• Stated goal: Condense the paragraph below about "I'll Never Smile Again" that begins "Song of the Day: I'll Never Smile Again" into a short bulleted list that keeps its main facts.

• Extracted text:
## begin

Song of the Day: I'll
Never Smile Again, words
and music by Ruth
Lowe, has the distinction of being the
first #1 single on the "National
List of Best Selling Retail Records," the first national Billboard chart, 75
years ago this week. The recording by the Tommy
Dorsey Orchestra, with the Pied
Pipers and a young singer named Frank
Sinatra, hit Number
One on the 27th of July 1940 and held onto the top spot for 12 weeks.
There had been other charts, compiled from sheet music sales and "music
machines" (or phonographs), but this was the first that polled retailers. The
song has been recorded in other wonderful renditions, including those by the
Ink Spots, the
Platters, and a spirited jazz rendition by Bill
Evans [YouTube links] from the album "Interplay,"
featuring guitar great Jim
Hall, trumpeter extraordinaire Freddie
Hubbard, and the immortal rhythm section of bassist Percy
Heath and drummer Philly
Joe Jones. But this Dorsey rendition
is perhaps most important because it helps us to spotlight the centennial
year of the birth of the Chairman
of the Board, something we will officially celebrate from Thanksgiving
2015 until Ol'
Blue Eyes' 100th birthday on 12
December 2015. Enjoy the sounds of a melancholy Grammy
Hall of Fame recording that should
only bring smiles to every listener [YouTube link].

## end

• Given entries:
## begin

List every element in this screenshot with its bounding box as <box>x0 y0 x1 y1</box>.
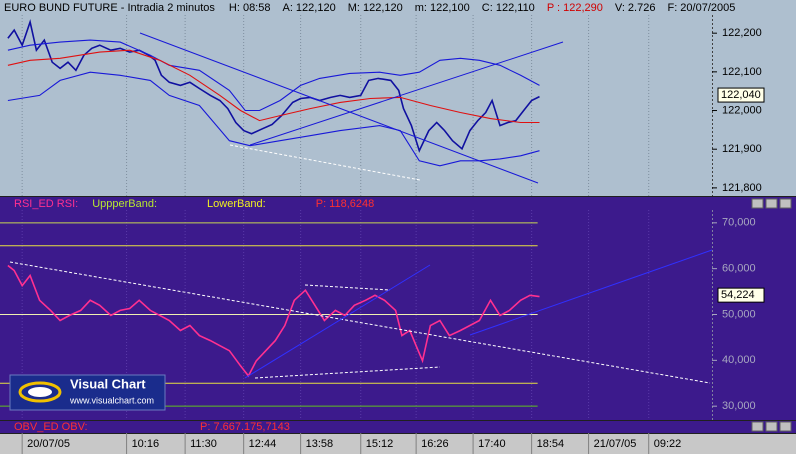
header-item: A: 122,120 <box>282 2 335 14</box>
header-item: LowerBand: <box>207 198 266 210</box>
button[interactable] <box>765 198 778 209</box>
y-tick-label: 70,000 <box>722 217 756 229</box>
y-tick-label: 30,000 <box>722 400 756 412</box>
chart-title: EURO BUND FUTURE - Intradia 2 minutos <box>4 2 215 14</box>
last-value-box <box>717 87 765 103</box>
obv-panel-bg <box>0 421 796 433</box>
x-tick-label: 13:58 <box>306 438 334 450</box>
header-item: m: 122,100 <box>415 2 470 14</box>
panel-title: OBV_ED OBV: <box>14 421 88 433</box>
header-item: V: 2.726 <box>615 2 656 14</box>
header-item: C: 122,110 <box>482 2 535 14</box>
x-tick-label: 09:22 <box>654 438 682 450</box>
x-tick-label: 21/07/05 <box>594 438 637 450</box>
logo <box>18 381 62 403</box>
button[interactable] <box>751 421 764 432</box>
y-tick-label: 121,800 <box>722 182 762 194</box>
y-tick-label: 121,900 <box>722 143 762 155</box>
series-line <box>7 19 540 153</box>
watermark: Visual Chart www.visualchart.com <box>9 374 166 411</box>
button[interactable] <box>779 198 792 209</box>
panel-title: RSI_ED RSI: <box>14 198 78 210</box>
header-item: F: 20/07/2005 <box>667 2 735 14</box>
button[interactable] <box>751 198 764 209</box>
last-value-box <box>717 287 765 303</box>
watermark-title: Visual Chart <box>70 376 146 391</box>
trendline <box>229 144 421 181</box>
trendline <box>139 32 539 184</box>
header-item: P : 122,290 <box>547 2 603 14</box>
series-line <box>7 71 540 167</box>
trendline <box>249 41 564 146</box>
x-tick-label: 11:30 <box>190 438 217 450</box>
logo <box>28 387 52 397</box>
watermark-url: www.visualchart.com <box>69 395 154 405</box>
header-item: P: 118,6248 <box>316 198 375 210</box>
series-line <box>7 39 540 112</box>
panel-subtitle: P: 7.667.175,7143 <box>200 421 290 433</box>
y-tick-label: 60,000 <box>722 263 756 275</box>
x-tick-label: 15:12 <box>366 438 394 450</box>
trendline <box>304 284 391 291</box>
trendline <box>469 249 713 336</box>
series-line <box>7 264 540 378</box>
button[interactable] <box>779 421 792 432</box>
last-value-label: 54,224 <box>721 289 755 301</box>
trendline <box>9 261 711 384</box>
header-item: UppperBand: <box>92 198 157 210</box>
time-axis-bg <box>0 433 796 454</box>
y-tick-label: 122,200 <box>722 27 762 39</box>
price-panel-bg <box>0 0 796 197</box>
button[interactable] <box>765 421 778 432</box>
header-item: H: 08:58 <box>229 2 271 14</box>
trendline <box>254 366 441 379</box>
y-tick-label: 122,100 <box>722 66 762 78</box>
trendlines <box>9 32 713 384</box>
series-line <box>7 49 540 124</box>
y-tick-label: 122,000 <box>722 104 762 116</box>
x-tick-label: 12:44 <box>249 438 277 450</box>
trendline <box>244 264 431 379</box>
x-tick-label: 20/07/05 <box>27 438 70 450</box>
x-tick-label: 17:40 <box>478 438 506 450</box>
x-tick-label: 18:54 <box>537 438 565 450</box>
header-item: M: 122,120 <box>348 2 403 14</box>
x-tick-label: 16:26 <box>421 438 449 450</box>
x-tick-label: 10:16 <box>132 438 160 450</box>
panel-buttons <box>751 198 792 432</box>
last-value-label: 122,040 <box>721 89 761 101</box>
y-tick-label: 40,000 <box>722 354 756 366</box>
y-tick-label: 50,000 <box>722 308 756 320</box>
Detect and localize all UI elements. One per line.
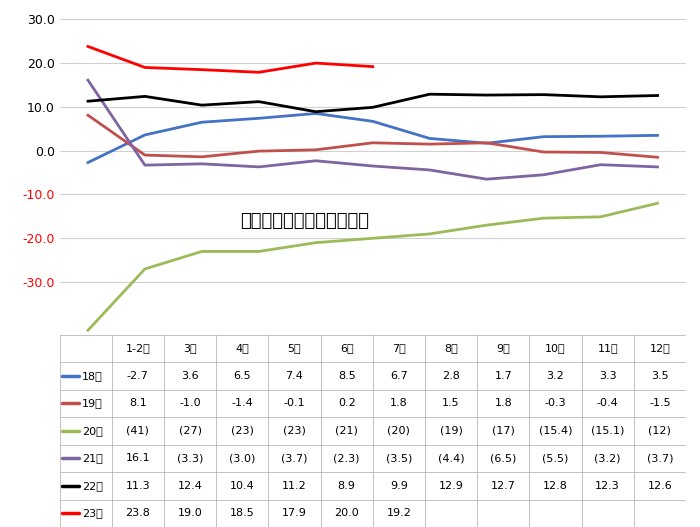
Text: 9月: 9月 [496,344,510,354]
Text: (2.3): (2.3) [333,453,360,463]
Text: 19.0: 19.0 [178,508,202,518]
Text: 3月: 3月 [183,344,197,354]
Text: 8.9: 8.9 [337,481,356,491]
Text: (3.5): (3.5) [386,453,412,463]
Text: 8月: 8月 [444,344,458,354]
Text: 16.1: 16.1 [125,453,150,463]
Text: 23.8: 23.8 [125,508,150,518]
Text: 18.5: 18.5 [230,508,255,518]
Text: (3.7): (3.7) [281,453,308,463]
Text: (20): (20) [387,426,410,436]
Text: 19年: 19年 [82,398,103,408]
Text: 23年: 23年 [82,508,103,518]
Text: 12.9: 12.9 [439,481,463,491]
Text: 汽车投资额年累计增速走势: 汽车投资额年累计增速走势 [240,212,369,230]
Text: 12.8: 12.8 [543,481,568,491]
Text: (12): (12) [648,426,671,436]
Text: 11.3: 11.3 [125,481,150,491]
Text: -2.7: -2.7 [127,371,148,381]
Text: 3.2: 3.2 [547,371,564,381]
Text: 21年: 21年 [82,453,103,463]
Text: 11月: 11月 [597,344,618,354]
Text: 11.2: 11.2 [282,481,307,491]
Text: (23): (23) [283,426,306,436]
Text: 10.4: 10.4 [230,481,255,491]
Text: 12.7: 12.7 [491,481,516,491]
Text: 7月: 7月 [392,344,406,354]
Text: 6月: 6月 [340,344,354,354]
Text: (3.3): (3.3) [177,453,203,463]
Text: 7.4: 7.4 [286,371,303,381]
Text: 12.4: 12.4 [178,481,202,491]
Text: -1.5: -1.5 [649,398,671,408]
Text: (15.1): (15.1) [591,426,624,436]
Text: 1.5: 1.5 [442,398,460,408]
Text: 18年: 18年 [82,371,103,381]
Text: -1.4: -1.4 [232,398,253,408]
Text: 3.5: 3.5 [651,371,668,381]
Text: (5.5): (5.5) [542,453,568,463]
Text: (17): (17) [492,426,514,436]
Text: (4.4): (4.4) [438,453,464,463]
Text: 20年: 20年 [82,426,103,436]
Text: (3.7): (3.7) [647,453,673,463]
Text: (19): (19) [440,426,463,436]
Text: (41): (41) [127,426,149,436]
Text: 10月: 10月 [545,344,566,354]
Text: 9.9: 9.9 [390,481,408,491]
Text: 1.7: 1.7 [494,371,512,381]
Text: (21): (21) [335,426,358,436]
Text: (15.4): (15.4) [539,426,572,436]
Text: 5月: 5月 [288,344,301,354]
Text: (3.2): (3.2) [594,453,621,463]
Text: 4月: 4月 [235,344,249,354]
Text: 20.0: 20.0 [335,508,359,518]
Text: 6.7: 6.7 [390,371,407,381]
Text: 1.8: 1.8 [390,398,407,408]
Text: -0.4: -0.4 [597,398,619,408]
Text: 8.5: 8.5 [338,371,356,381]
Text: 1.8: 1.8 [494,398,512,408]
Text: 3.6: 3.6 [181,371,199,381]
Text: 8.1: 8.1 [129,398,147,408]
Text: (27): (27) [178,426,202,436]
Text: 22年: 22年 [82,481,103,491]
Text: 19.2: 19.2 [386,508,412,518]
Text: -1.0: -1.0 [179,398,201,408]
Text: 1-2月: 1-2月 [125,344,150,354]
Text: 3.3: 3.3 [599,371,617,381]
Text: -0.1: -0.1 [284,398,305,408]
Text: 12.3: 12.3 [595,481,620,491]
Text: (3.0): (3.0) [229,453,256,463]
Text: 12.6: 12.6 [648,481,672,491]
Text: 12月: 12月 [650,344,671,354]
Text: (23): (23) [231,426,253,436]
Text: 2.8: 2.8 [442,371,460,381]
Text: (6.5): (6.5) [490,453,517,463]
Text: 0.2: 0.2 [338,398,356,408]
Text: 6.5: 6.5 [233,371,251,381]
Text: 17.9: 17.9 [282,508,307,518]
Text: -0.3: -0.3 [545,398,566,408]
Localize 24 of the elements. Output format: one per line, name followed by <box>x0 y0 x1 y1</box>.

## end

• The response:
- "I'll Never Smile Again," written and composed by Ruth Lowe, was the first #1 single on the "National List of Best Selling Retail Records," Billboard's first national chart, 75 years ago this week.
- The Tommy Dorsey Orchestra recording, with the Pied Pipers and a young Frank Sinatra, reached Number One on July 27, 1940, and stayed there for 12 weeks.
- Earlier charts were based on sheet music and "music machine" sales. This was the first to poll retailers.
- Other notable versions include those by the Ink Spots and the Platters. There is also a jazz version by Bill Evans on the album "Interplay," with Jim Hall, Freddie Hubbard, Percy Heath and Philly Joe Jones.
- The Dorsey recording is a Grammy Hall of Fame recording. It also highlights Sinatra's centennial, which will be celebrated from Thanksgiving 2015 until his 100th birthday on December 12, 2015.